-- Begin Data for the task --
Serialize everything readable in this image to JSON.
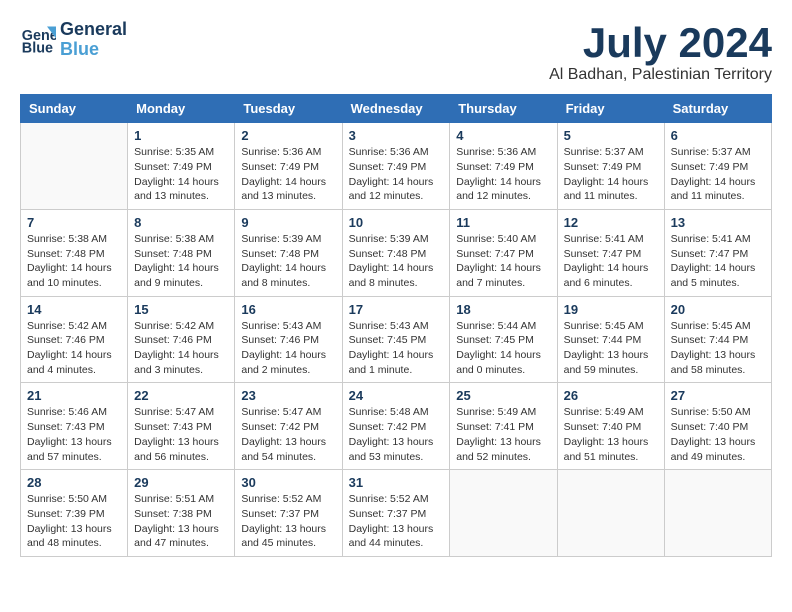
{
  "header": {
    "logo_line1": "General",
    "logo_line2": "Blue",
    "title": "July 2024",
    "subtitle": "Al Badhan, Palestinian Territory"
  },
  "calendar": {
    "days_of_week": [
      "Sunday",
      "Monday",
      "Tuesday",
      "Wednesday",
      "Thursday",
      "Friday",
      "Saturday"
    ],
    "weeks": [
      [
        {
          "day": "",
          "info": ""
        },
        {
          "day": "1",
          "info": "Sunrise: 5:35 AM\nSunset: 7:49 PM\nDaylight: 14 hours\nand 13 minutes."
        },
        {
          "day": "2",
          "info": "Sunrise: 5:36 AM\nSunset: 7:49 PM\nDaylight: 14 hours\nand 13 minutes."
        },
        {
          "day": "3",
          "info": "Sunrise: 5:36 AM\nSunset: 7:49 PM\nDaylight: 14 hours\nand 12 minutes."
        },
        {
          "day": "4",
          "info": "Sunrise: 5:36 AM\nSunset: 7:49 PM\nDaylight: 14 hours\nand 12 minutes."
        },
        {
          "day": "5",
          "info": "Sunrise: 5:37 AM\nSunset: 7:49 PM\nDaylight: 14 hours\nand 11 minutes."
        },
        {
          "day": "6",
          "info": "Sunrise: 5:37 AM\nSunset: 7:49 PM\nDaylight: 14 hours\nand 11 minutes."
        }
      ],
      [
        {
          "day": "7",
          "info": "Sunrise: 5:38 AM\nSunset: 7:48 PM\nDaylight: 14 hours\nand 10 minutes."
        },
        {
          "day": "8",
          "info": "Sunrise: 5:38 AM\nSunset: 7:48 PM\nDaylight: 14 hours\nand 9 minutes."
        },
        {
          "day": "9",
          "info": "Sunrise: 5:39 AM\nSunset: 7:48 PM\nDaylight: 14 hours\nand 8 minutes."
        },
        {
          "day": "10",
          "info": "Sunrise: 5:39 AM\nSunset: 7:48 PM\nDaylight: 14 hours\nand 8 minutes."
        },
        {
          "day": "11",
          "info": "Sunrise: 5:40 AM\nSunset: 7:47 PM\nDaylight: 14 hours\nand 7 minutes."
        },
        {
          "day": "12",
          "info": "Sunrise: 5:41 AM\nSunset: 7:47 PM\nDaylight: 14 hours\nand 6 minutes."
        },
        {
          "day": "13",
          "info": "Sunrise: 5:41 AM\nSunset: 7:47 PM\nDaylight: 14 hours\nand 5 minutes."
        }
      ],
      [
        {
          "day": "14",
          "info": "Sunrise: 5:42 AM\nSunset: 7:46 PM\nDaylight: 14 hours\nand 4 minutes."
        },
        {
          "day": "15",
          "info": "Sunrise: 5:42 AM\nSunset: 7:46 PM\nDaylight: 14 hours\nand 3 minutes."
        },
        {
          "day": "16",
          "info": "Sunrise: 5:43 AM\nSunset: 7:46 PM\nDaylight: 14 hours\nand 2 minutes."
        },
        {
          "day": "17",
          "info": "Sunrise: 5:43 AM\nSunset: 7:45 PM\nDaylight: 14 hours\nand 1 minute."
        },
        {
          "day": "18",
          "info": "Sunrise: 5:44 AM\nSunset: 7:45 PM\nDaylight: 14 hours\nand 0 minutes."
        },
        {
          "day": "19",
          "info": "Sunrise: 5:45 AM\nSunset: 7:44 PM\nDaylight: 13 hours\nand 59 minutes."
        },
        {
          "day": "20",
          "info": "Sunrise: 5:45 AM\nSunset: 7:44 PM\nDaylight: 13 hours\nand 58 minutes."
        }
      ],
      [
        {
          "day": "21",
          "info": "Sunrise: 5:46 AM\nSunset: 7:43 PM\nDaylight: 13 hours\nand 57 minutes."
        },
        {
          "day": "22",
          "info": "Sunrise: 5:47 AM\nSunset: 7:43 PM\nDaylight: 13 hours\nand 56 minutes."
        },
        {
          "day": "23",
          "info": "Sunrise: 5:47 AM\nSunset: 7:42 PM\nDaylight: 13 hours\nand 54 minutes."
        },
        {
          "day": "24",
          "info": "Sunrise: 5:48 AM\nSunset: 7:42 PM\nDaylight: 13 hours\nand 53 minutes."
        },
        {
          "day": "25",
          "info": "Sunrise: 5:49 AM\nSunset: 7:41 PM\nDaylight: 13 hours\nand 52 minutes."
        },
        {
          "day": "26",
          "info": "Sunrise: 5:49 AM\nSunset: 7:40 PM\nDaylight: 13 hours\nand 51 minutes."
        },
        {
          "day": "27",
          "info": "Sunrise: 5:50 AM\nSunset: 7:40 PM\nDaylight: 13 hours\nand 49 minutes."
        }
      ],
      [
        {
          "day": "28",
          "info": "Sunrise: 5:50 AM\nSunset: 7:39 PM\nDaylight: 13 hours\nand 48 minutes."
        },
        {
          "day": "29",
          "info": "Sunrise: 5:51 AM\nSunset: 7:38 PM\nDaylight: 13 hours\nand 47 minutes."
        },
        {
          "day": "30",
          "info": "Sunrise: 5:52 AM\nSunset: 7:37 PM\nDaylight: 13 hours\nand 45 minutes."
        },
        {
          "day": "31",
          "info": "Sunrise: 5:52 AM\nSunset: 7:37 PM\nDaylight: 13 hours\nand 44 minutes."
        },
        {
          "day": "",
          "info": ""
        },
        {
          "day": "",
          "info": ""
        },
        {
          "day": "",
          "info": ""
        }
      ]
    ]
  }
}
-- End Data for the task --
Written exercise
Each entry must be retyped word for word, with every image omitted.

Final result
Serialize everything readable in this image to JSON.
{
  "header": {
    "logo_line1": "General",
    "logo_line2": "Blue",
    "title": "July 2024",
    "subtitle": "Al Badhan, Palestinian Territory"
  },
  "calendar": {
    "days_of_week": [
      "Sunday",
      "Monday",
      "Tuesday",
      "Wednesday",
      "Thursday",
      "Friday",
      "Saturday"
    ],
    "weeks": [
      [
        {
          "day": "",
          "info": ""
        },
        {
          "day": "1",
          "info": "Sunrise: 5:35 AM\nSunset: 7:49 PM\nDaylight: 14 hours\nand 13 minutes."
        },
        {
          "day": "2",
          "info": "Sunrise: 5:36 AM\nSunset: 7:49 PM\nDaylight: 14 hours\nand 13 minutes."
        },
        {
          "day": "3",
          "info": "Sunrise: 5:36 AM\nSunset: 7:49 PM\nDaylight: 14 hours\nand 12 minutes."
        },
        {
          "day": "4",
          "info": "Sunrise: 5:36 AM\nSunset: 7:49 PM\nDaylight: 14 hours\nand 12 minutes."
        },
        {
          "day": "5",
          "info": "Sunrise: 5:37 AM\nSunset: 7:49 PM\nDaylight: 14 hours\nand 11 minutes."
        },
        {
          "day": "6",
          "info": "Sunrise: 5:37 AM\nSunset: 7:49 PM\nDaylight: 14 hours\nand 11 minutes."
        }
      ],
      [
        {
          "day": "7",
          "info": "Sunrise: 5:38 AM\nSunset: 7:48 PM\nDaylight: 14 hours\nand 10 minutes."
        },
        {
          "day": "8",
          "info": "Sunrise: 5:38 AM\nSunset: 7:48 PM\nDaylight: 14 hours\nand 9 minutes."
        },
        {
          "day": "9",
          "info": "Sunrise: 5:39 AM\nSunset: 7:48 PM\nDaylight: 14 hours\nand 8 minutes."
        },
        {
          "day": "10",
          "info": "Sunrise: 5:39 AM\nSunset: 7:48 PM\nDaylight: 14 hours\nand 8 minutes."
        },
        {
          "day": "11",
          "info": "Sunrise: 5:40 AM\nSunset: 7:47 PM\nDaylight: 14 hours\nand 7 minutes."
        },
        {
          "day": "12",
          "info": "Sunrise: 5:41 AM\nSunset: 7:47 PM\nDaylight: 14 hours\nand 6 minutes."
        },
        {
          "day": "13",
          "info": "Sunrise: 5:41 AM\nSunset: 7:47 PM\nDaylight: 14 hours\nand 5 minutes."
        }
      ],
      [
        {
          "day": "14",
          "info": "Sunrise: 5:42 AM\nSunset: 7:46 PM\nDaylight: 14 hours\nand 4 minutes."
        },
        {
          "day": "15",
          "info": "Sunrise: 5:42 AM\nSunset: 7:46 PM\nDaylight: 14 hours\nand 3 minutes."
        },
        {
          "day": "16",
          "info": "Sunrise: 5:43 AM\nSunset: 7:46 PM\nDaylight: 14 hours\nand 2 minutes."
        },
        {
          "day": "17",
          "info": "Sunrise: 5:43 AM\nSunset: 7:45 PM\nDaylight: 14 hours\nand 1 minute."
        },
        {
          "day": "18",
          "info": "Sunrise: 5:44 AM\nSunset: 7:45 PM\nDaylight: 14 hours\nand 0 minutes."
        },
        {
          "day": "19",
          "info": "Sunrise: 5:45 AM\nSunset: 7:44 PM\nDaylight: 13 hours\nand 59 minutes."
        },
        {
          "day": "20",
          "info": "Sunrise: 5:45 AM\nSunset: 7:44 PM\nDaylight: 13 hours\nand 58 minutes."
        }
      ],
      [
        {
          "day": "21",
          "info": "Sunrise: 5:46 AM\nSunset: 7:43 PM\nDaylight: 13 hours\nand 57 minutes."
        },
        {
          "day": "22",
          "info": "Sunrise: 5:47 AM\nSunset: 7:43 PM\nDaylight: 13 hours\nand 56 minutes."
        },
        {
          "day": "23",
          "info": "Sunrise: 5:47 AM\nSunset: 7:42 PM\nDaylight: 13 hours\nand 54 minutes."
        },
        {
          "day": "24",
          "info": "Sunrise: 5:48 AM\nSunset: 7:42 PM\nDaylight: 13 hours\nand 53 minutes."
        },
        {
          "day": "25",
          "info": "Sunrise: 5:49 AM\nSunset: 7:41 PM\nDaylight: 13 hours\nand 52 minutes."
        },
        {
          "day": "26",
          "info": "Sunrise: 5:49 AM\nSunset: 7:40 PM\nDaylight: 13 hours\nand 51 minutes."
        },
        {
          "day": "27",
          "info": "Sunrise: 5:50 AM\nSunset: 7:40 PM\nDaylight: 13 hours\nand 49 minutes."
        }
      ],
      [
        {
          "day": "28",
          "info": "Sunrise: 5:50 AM\nSunset: 7:39 PM\nDaylight: 13 hours\nand 48 minutes."
        },
        {
          "day": "29",
          "info": "Sunrise: 5:51 AM\nSunset: 7:38 PM\nDaylight: 13 hours\nand 47 minutes."
        },
        {
          "day": "30",
          "info": "Sunrise: 5:52 AM\nSunset: 7:37 PM\nDaylight: 13 hours\nand 45 minutes."
        },
        {
          "day": "31",
          "info": "Sunrise: 5:52 AM\nSunset: 7:37 PM\nDaylight: 13 hours\nand 44 minutes."
        },
        {
          "day": "",
          "info": ""
        },
        {
          "day": "",
          "info": ""
        },
        {
          "day": "",
          "info": ""
        }
      ]
    ]
  }
}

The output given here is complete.